Figure record listings:
--- --- ---

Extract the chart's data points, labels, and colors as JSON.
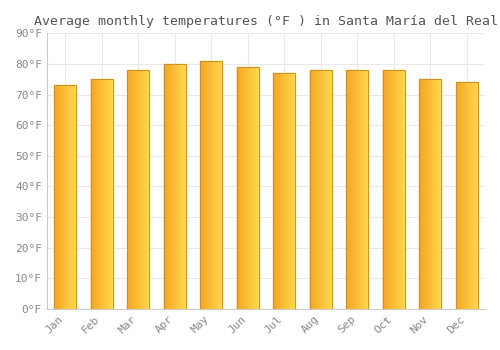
{
  "title": "Average monthly temperatures (°F ) in Santa María del Real",
  "months": [
    "Jan",
    "Feb",
    "Mar",
    "Apr",
    "May",
    "Jun",
    "Jul",
    "Aug",
    "Sep",
    "Oct",
    "Nov",
    "Dec"
  ],
  "values": [
    73,
    75,
    78,
    80,
    81,
    79,
    77,
    78,
    78,
    78,
    75,
    74
  ],
  "bar_color_left": "#F5A623",
  "bar_color_right": "#FFD84D",
  "bar_edge_color": "#C8922A",
  "ylim": [
    0,
    90
  ],
  "yticks": [
    0,
    10,
    20,
    30,
    40,
    50,
    60,
    70,
    80,
    90
  ],
  "ytick_labels": [
    "0°F",
    "10°F",
    "20°F",
    "30°F",
    "40°F",
    "50°F",
    "60°F",
    "70°F",
    "80°F",
    "90°F"
  ],
  "background_color": "#ffffff",
  "grid_color": "#e8e8e8",
  "title_fontsize": 9.5,
  "tick_fontsize": 8,
  "bar_width": 0.6
}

--- --- ---

**EXERCISE BRIEF:**
Write the records above out again exactly, with no pictures in your copy.

**SOLUTION TO THE PROBLEM:**
Extract the chart's data points, labels, and colors as JSON.
{
  "title": "Average monthly temperatures (°F ) in Santa María del Real",
  "months": [
    "Jan",
    "Feb",
    "Mar",
    "Apr",
    "May",
    "Jun",
    "Jul",
    "Aug",
    "Sep",
    "Oct",
    "Nov",
    "Dec"
  ],
  "values": [
    73,
    75,
    78,
    80,
    81,
    79,
    77,
    78,
    78,
    78,
    75,
    74
  ],
  "bar_color_left": "#F5A623",
  "bar_color_right": "#FFD84D",
  "bar_edge_color": "#C8922A",
  "ylim": [
    0,
    90
  ],
  "yticks": [
    0,
    10,
    20,
    30,
    40,
    50,
    60,
    70,
    80,
    90
  ],
  "ytick_labels": [
    "0°F",
    "10°F",
    "20°F",
    "30°F",
    "40°F",
    "50°F",
    "60°F",
    "70°F",
    "80°F",
    "90°F"
  ],
  "background_color": "#ffffff",
  "grid_color": "#e8e8e8",
  "title_fontsize": 9.5,
  "tick_fontsize": 8,
  "bar_width": 0.6
}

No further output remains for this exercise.